What you have to do — Gather all lines in the records below that include the word "this".

Supplied data —
◇ ◇ ◇ ◇ ◇
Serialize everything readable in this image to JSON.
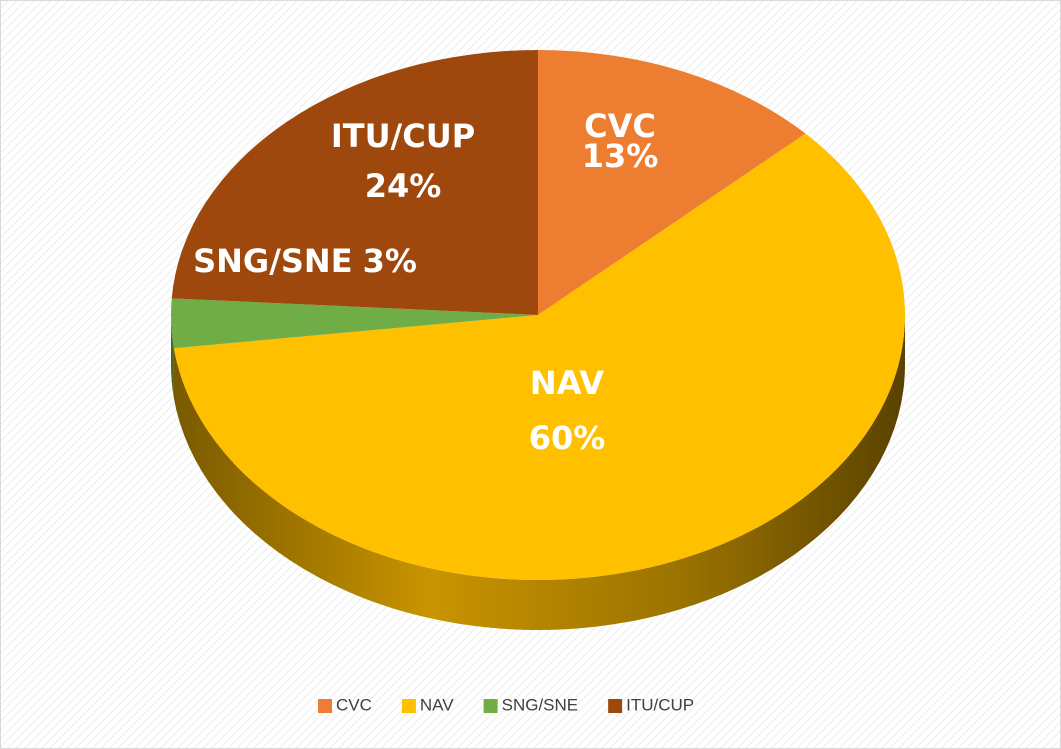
{
  "chart_data": {
    "type": "pie",
    "categories": [
      "CVC",
      "NAV",
      "SNG/SNE",
      "ITU/CUP"
    ],
    "values": [
      13,
      60,
      3,
      24
    ],
    "value_labels": [
      "13%",
      "60%",
      "3%",
      "24%"
    ],
    "colors": [
      "#ed7d31",
      "#ffc000",
      "#70ad47",
      "#9e480e"
    ],
    "legend": "bottom"
  }
}
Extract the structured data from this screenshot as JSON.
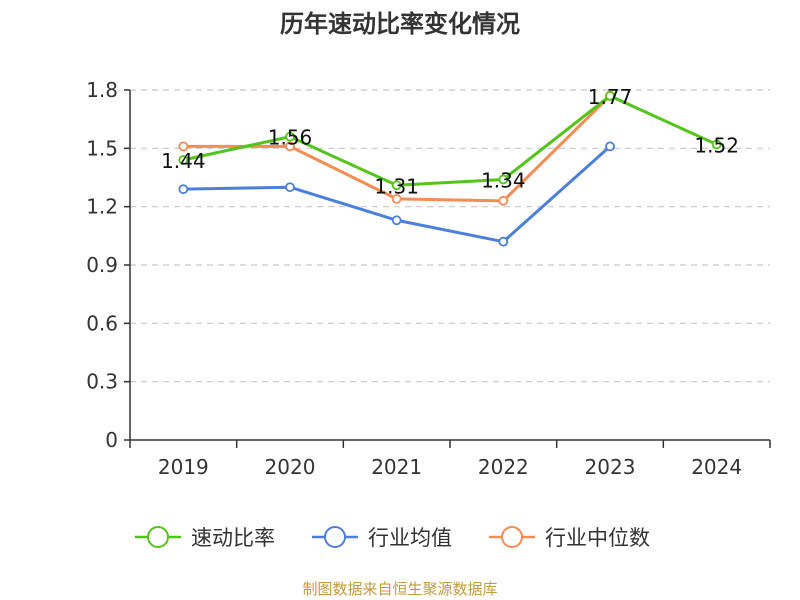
{
  "chart_data": {
    "type": "line",
    "title": "历年速动比率变化情况",
    "categories": [
      "2019",
      "2020",
      "2021",
      "2022",
      "2023",
      "2024"
    ],
    "ylim": [
      0,
      1.8
    ],
    "yticks": [
      "0",
      "0.3",
      "0.6",
      "0.9",
      "1.2",
      "1.5",
      "1.8"
    ],
    "grid": true,
    "legend_position": "bottom",
    "series": [
      {
        "name": "速动比率",
        "color": "#52c41a",
        "values": [
          1.44,
          1.56,
          1.31,
          1.34,
          1.77,
          1.52
        ],
        "labels": [
          "1.44",
          "1.56",
          "1.31",
          "1.34",
          "1.77",
          "1.52"
        ]
      },
      {
        "name": "行业均值",
        "color": "#4a7fdc",
        "values": [
          1.29,
          1.3,
          1.13,
          1.02,
          1.51,
          null
        ]
      },
      {
        "name": "行业中位数",
        "color": "#f48c54",
        "values": [
          1.51,
          1.51,
          1.24,
          1.23,
          1.77,
          null
        ]
      }
    ]
  },
  "source": "制图数据来自恒生聚源数据库"
}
◇ ◇ ◇ ◇ ◇
Completed exercise —
Serialize everything readable in this image to JSON.
Extract the structured data from this screenshot as JSON.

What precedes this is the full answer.